:: SUPPLIED DATA ::
..........

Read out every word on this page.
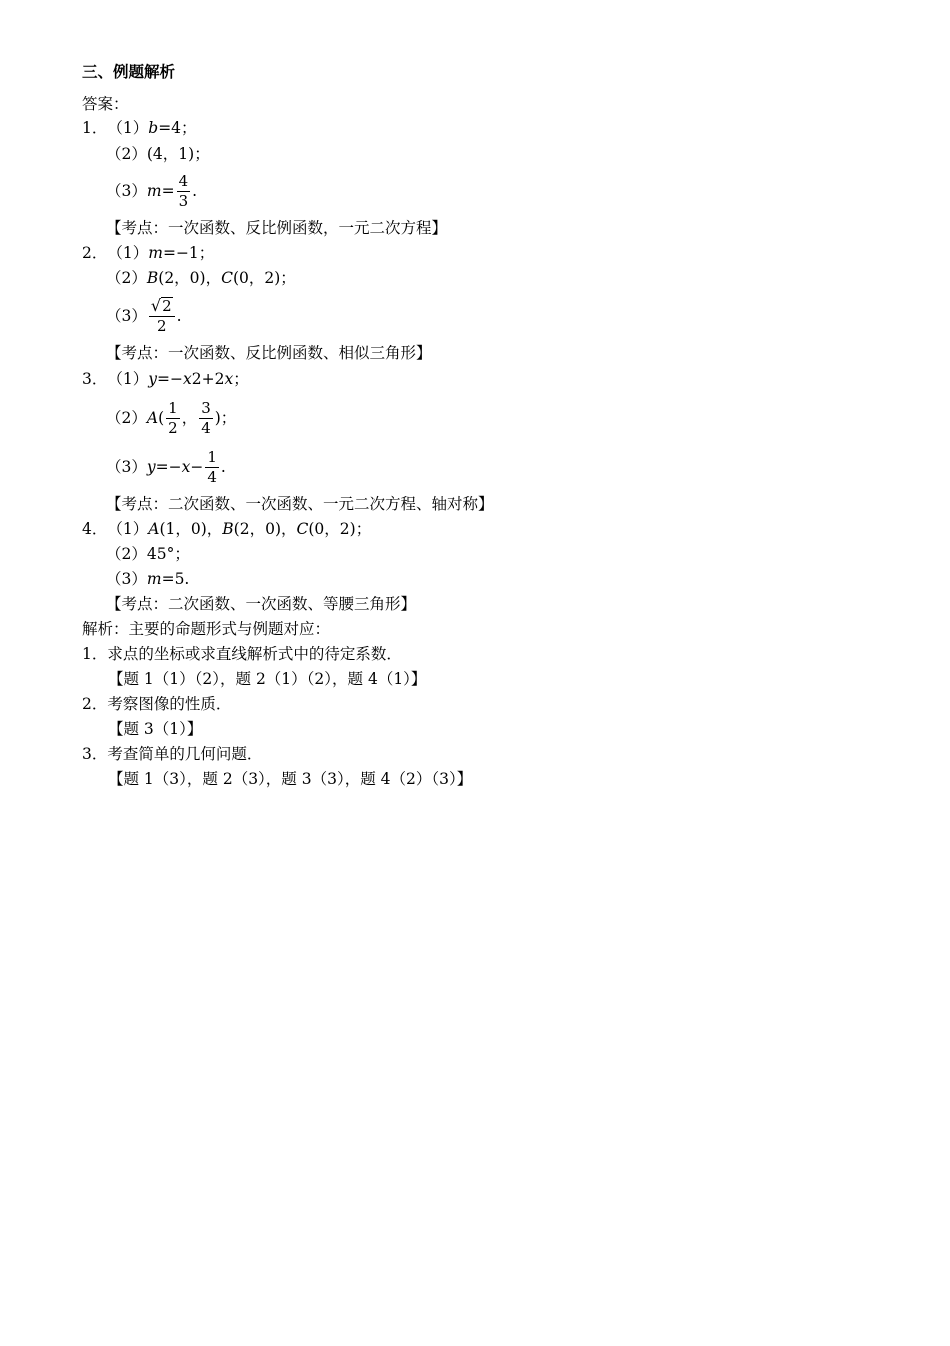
三、例题解析
答案：
1． （1） b =4；
（2） (4，1)；
（3） $m = \frac{4}{3}$ .
【考点：一次函数、反比例函数，一元二次方程】
2． （1） m =−1；
（2） B (2，0)， C (0，2)；
$(3) \frac{√ 2}{2}$ .
【考点：一次函数、反比例函数、相似三角形】
3． （1） y =− x 2+2 x ；
（2） A ( $\frac{1}{2}$ ， $\frac{3}{4}$ )；
（3） $y =- x - \frac{1}{4}$ .
【考点：二次函数、一次函数、一元二次方程、轴对称】
4． （1） A (1，0)， B (2，0)， C (0，2)；
（2） 45°；
（3） m =5.
【考点：二次函数、一次函数、等腰三角形】
解析：主要的命题形式与例题对应：
1．求点的坐标或求直线解析式中的待定系数．
【题 1（1）（2），题 2（1）（2），题 4（1）】
2．考察图像的性质．
【题 3（1）】
3．考查简单的几何问题．
【题 1（3），题 2（3），题 3（3），题 4（2）（3）】
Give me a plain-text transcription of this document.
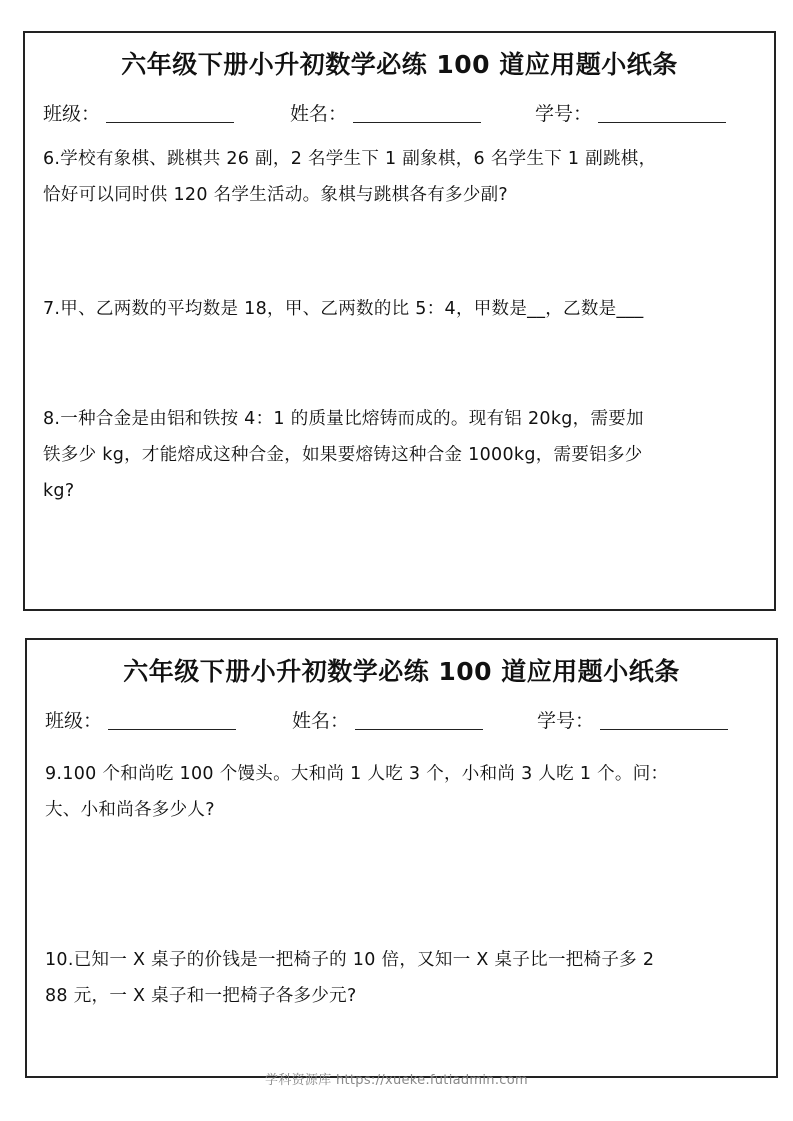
六年级下册小升初数学必练 100 道应用题小纸条
班级：	姓名：	学号：

6.学校有象棋、跳棋共 26 副，2 名学生下 1 副象棋，6 名学生下 1 副跳棋，

恰好可以同时供 120 名学生活动。象棋与跳棋各有多少副?

7.甲、乙两数的平均数是 18，甲、乙两数的比 5：4，甲数是__，乙数是___

8.一种合金是由铝和铁按 4：1 的质量比熔铸而成的。现有铝 20kg，需要加

铁多少 kg，才能熔成这种合金，如果要熔铸这种合金 1000kg，需要铝多少

kg?

六年级下册小升初数学必练 100 道应用题小纸条
班级：	姓名：	学号：

9.100 个和尚吃 100 个馒头。大和尚 1 人吃 3 个，小和尚 3 人吃 1 个。问：

大、小和尚各多少人?

10.已知一 X 桌子的价钱是一把椅子的 10 倍，又知一 X 桌子比一把椅子多 2

88 元，一 X 桌子和一把椅子各多少元?

学科资源库 https://xueke.futiadmin.com
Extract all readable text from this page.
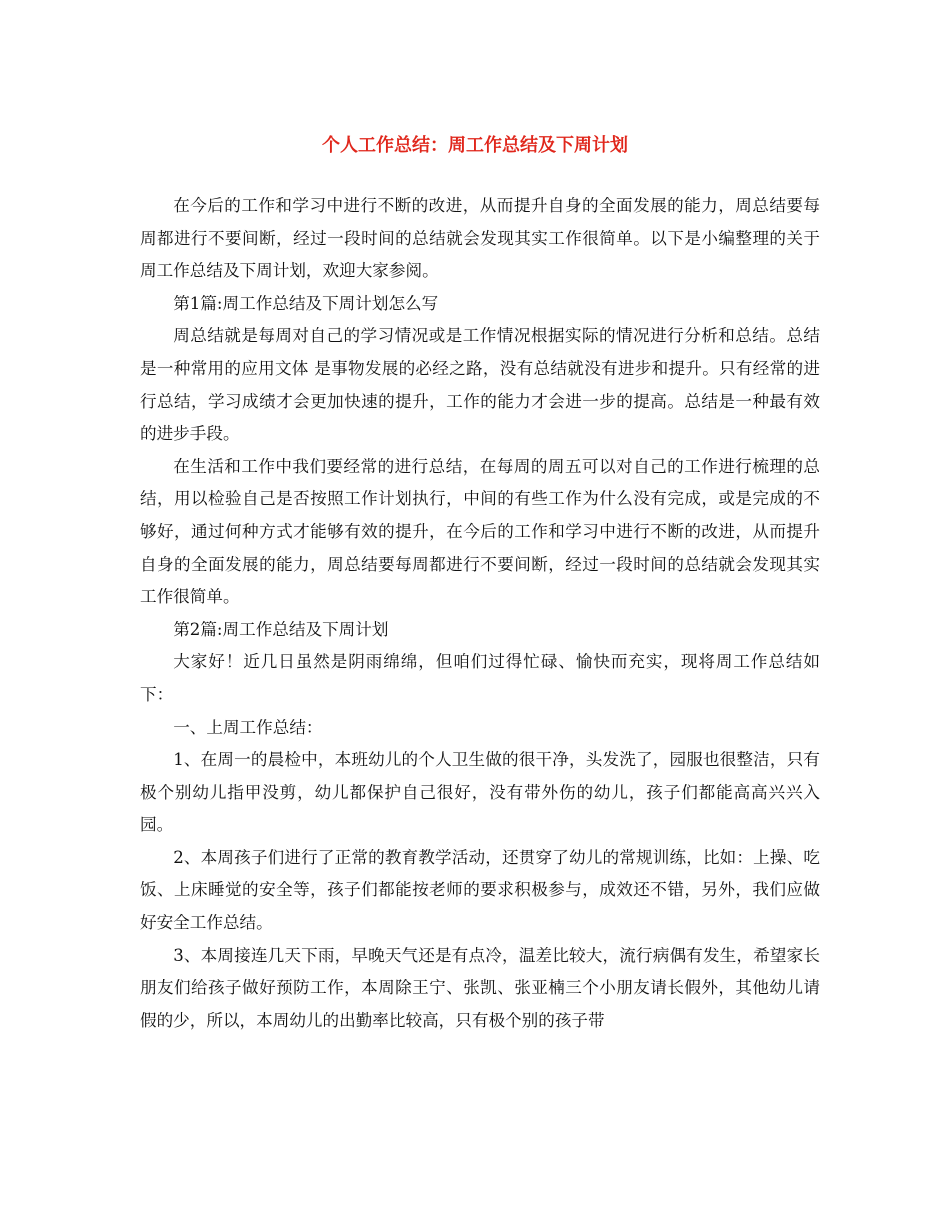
个人工作总结：周工作总结及下周计划

在今后的工作和学习中进行不断的改进，从而提升自身的全面发展的能力，周总结要每周都进行不要间断，经过一段时间的总结就会发现其实工作很简单。以下是小编整理的关于周工作总结及下周计划，欢迎大家参阅。

第1篇:周工作总结及下周计划怎么写

周总结就是每周对自己的学习情况或是工作情况根据实际的情况进行分析和总结。总结是一种常用的应用文体 是事物发展的必经之路，没有总结就没有进步和提升。只有经常的进行总结，学习成绩才会更加快速的提升，工作的能力才会进一步的提高。总结是一种最有效的进步手段。

在生活和工作中我们要经常的进行总结，在每周的周五可以对自己的工作进行梳理的总结，用以检验自己是否按照工作计划执行，中间的有些工作为什么没有完成，或是完成的不够好，通过何种方式才能够有效的提升，在今后的工作和学习中进行不断的改进，从而提升自身的全面发展的能力，周总结要每周都进行不要间断，经过一段时间的总结就会发现其实工作很简单。

第2篇:周工作总结及下周计划

大家好！近几日虽然是阴雨绵绵，但咱们过得忙碌、愉快而充实，现将周工作总结如下：

一、上周工作总结：

1、在周一的晨检中，本班幼儿的个人卫生做的很干净，头发洗了，园服也很整洁，只有极个别幼儿指甲没剪，幼儿都保护自己很好，没有带外伤的幼儿，孩子们都能高高兴兴入园。

2、本周孩子们进行了正常的教育教学活动，还贯穿了幼儿的常规训练，比如：上操、吃饭、上床睡觉的安全等，孩子们都能按老师的要求积极参与，成效还不错，另外，我们应做好安全工作总结。

3、本周接连几天下雨，早晚天气还是有点冷，温差比较大，流行病偶有发生，希望家长朋友们给孩子做好预防工作，本周除王宁、张凯、张亚楠三个小朋友请长假外，其他幼儿请假的少，所以，本周幼儿的出勤率比较高，只有极个别的孩子带
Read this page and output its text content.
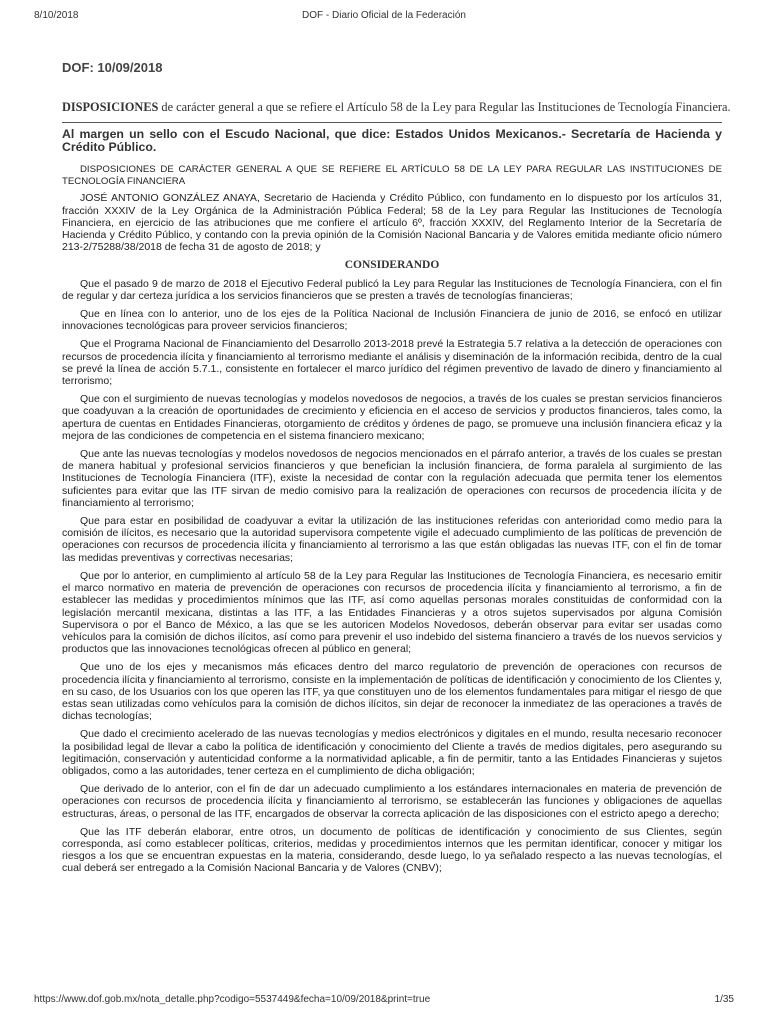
8/10/2018	DOF - Diario Oficial de la Federación
DOF: 10/09/2018
DISPOSICIONES de carácter general a que se refiere el Artículo 58 de la Ley para Regular las Instituciones de Tecnología Financiera.
Al margen un sello con el Escudo Nacional, que dice: Estados Unidos Mexicanos.- Secretaría de Hacienda y Crédito Público.

DISPOSICIONES DE CARÁCTER GENERAL A QUE SE REFIERE EL ARTÍCULO 58 DE LA LEY PARA REGULAR LAS INSTITUCIONES DE TECNOLOGÍA FINANCIERA

JOSÉ ANTONIO GONZÁLEZ ANAYA, Secretario de Hacienda y Crédito Público, con fundamento en lo dispuesto por los artículos 31, fracción XXXIV de la Ley Orgánica de la Administración Pública Federal; 58 de la Ley para Regular las Instituciones de Tecnología Financiera, en ejercicio de las atribuciones que me confiere el artículo 6º, fracción XXXIV, del Reglamento Interior de la Secretaría de Hacienda y Crédito Público, y contando con la previa opinión de la Comisión Nacional Bancaria y de Valores emitida mediante oficio número 213-2/75288/38/2018 de fecha 31 de agosto de 2018; y

CONSIDERANDO

Que el pasado 9 de marzo de 2018 el Ejecutivo Federal publicó la Ley para Regular las Instituciones de Tecnología Financiera, con el fin de regular y dar certeza jurídica a los servicios financieros que se presten a través de tecnologías financieras;

Que en línea con lo anterior, uno de los ejes de la Política Nacional de Inclusión Financiera de junio de 2016, se enfocó en utilizar innovaciones tecnológicas para proveer servicios financieros;

Que el Programa Nacional de Financiamiento del Desarrollo 2013-2018 prevé la Estrategia 5.7 relativa a la detección de operaciones con recursos de procedencia ilícita y financiamiento al terrorismo mediante el análisis y diseminación de la información recibida, dentro de la cual se prevé la línea de acción 5.7.1., consistente en fortalecer el marco jurídico del régimen preventivo de lavado de dinero y financiamiento al terrorismo;

Que con el surgimiento de nuevas tecnologías y modelos novedosos de negocios, a través de los cuales se prestan servicios financieros que coadyuvan a la creación de oportunidades de crecimiento y eficiencia en el acceso de servicios y productos financieros, tales como, la apertura de cuentas en Entidades Financieras, otorgamiento de créditos y órdenes de pago, se promueve una inclusión financiera eficaz y la mejora de las condiciones de competencia en el sistema financiero mexicano;

Que ante las nuevas tecnologías y modelos novedosos de negocios mencionados en el párrafo anterior, a través de los cuales se prestan de manera habitual y profesional servicios financieros y que benefician la inclusión financiera, de forma paralela al surgimiento de las Instituciones de Tecnología Financiera (ITF), existe la necesidad de contar con la regulación adecuada que permita tener los elementos suficientes para evitar que las ITF sirvan de medio comisivo para la realización de operaciones con recursos de procedencia ilícita y de financiamiento al terrorismo;

Que para estar en posibilidad de coadyuvar a evitar la utilización de las instituciones referidas con anterioridad como medio para la comisión de ilícitos, es necesario que la autoridad supervisora competente vigile el adecuado cumplimiento de las políticas de prevención de operaciones con recursos de procedencia ilícita y financiamiento al terrorismo a las que están obligadas las nuevas ITF, con el fin de tomar las medidas preventivas y correctivas necesarias;

Que por lo anterior, en cumplimiento al artículo 58 de la Ley para Regular las Instituciones de Tecnología Financiera, es necesario emitir el marco normativo en materia de prevención de operaciones con recursos de procedencia ilícita y financiamiento al terrorismo, a fin de establecer las medidas y procedimientos mínimos que las ITF, así como aquellas personas morales constituidas de conformidad con la legislación mercantil mexicana, distintas a las ITF, a las Entidades Financieras y a otros sujetos supervisados por alguna Comisión Supervisora o por el Banco de México, a las que se les autoricen Modelos Novedosos, deberán observar para evitar ser usadas como vehículos para la comisión de dichos ilícitos, así como para prevenir el uso indebido del sistema financiero a través de los nuevos servicios y productos que las innovaciones tecnológicas ofrecen al público en general;

Que uno de los ejes y mecanismos más eficaces dentro del marco regulatorio de prevención de operaciones con recursos de procedencia ilícita y financiamiento al terrorismo, consiste en la implementación de políticas de identificación y conocimiento de los Clientes y, en su caso, de los Usuarios con los que operen las ITF, ya que constituyen uno de los elementos fundamentales para mitigar el riesgo de que estas sean utilizadas como vehículos para la comisión de dichos ilícitos, sin dejar de reconocer la inmediatez de las operaciones a través de dichas tecnologías;

Que dado el crecimiento acelerado de las nuevas tecnologías y medios electrónicos y digitales en el mundo, resulta necesario reconocer la posibilidad legal de llevar a cabo la política de identificación y conocimiento del Cliente a través de medios digitales, pero asegurando su legitimación, conservación y autenticidad conforme a la normatividad aplicable, a fin de permitir, tanto a las Entidades Financieras y sujetos obligados, como a las autoridades, tener certeza en el cumplimiento de dicha obligación;

Que derivado de lo anterior, con el fin de dar un adecuado cumplimiento a los estándares internacionales en materia de prevención de operaciones con recursos de procedencia ilícita y financiamiento al terrorismo, se establecerán las funciones y obligaciones de aquellas estructuras, áreas, o personal de las ITF, encargados de observar la correcta aplicación de las disposiciones con el estricto apego a derecho;

Que las ITF deberán elaborar, entre otros, un documento de políticas de identificación y conocimiento de sus Clientes, según corresponda, así como establecer políticas, criterios, medidas y procedimientos internos que les permitan identificar, conocer y mitigar los riesgos a los que se encuentran expuestas en la materia, considerando, desde luego, lo ya señalado respecto a las nuevas tecnologías, el cual deberá ser entregado a la Comisión Nacional Bancaria y de Valores (CNBV);

https://www.dof.gob.mx/nota_detalle.php?codigo=5537449&fecha=10/09/2018&print=true	1/35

..........

:: GIVEN PROBLEM ::
Determine the number of lines in the entries above where the string "observar" appears. Answer with the number alone.

:: TASK RESPONSE ::
2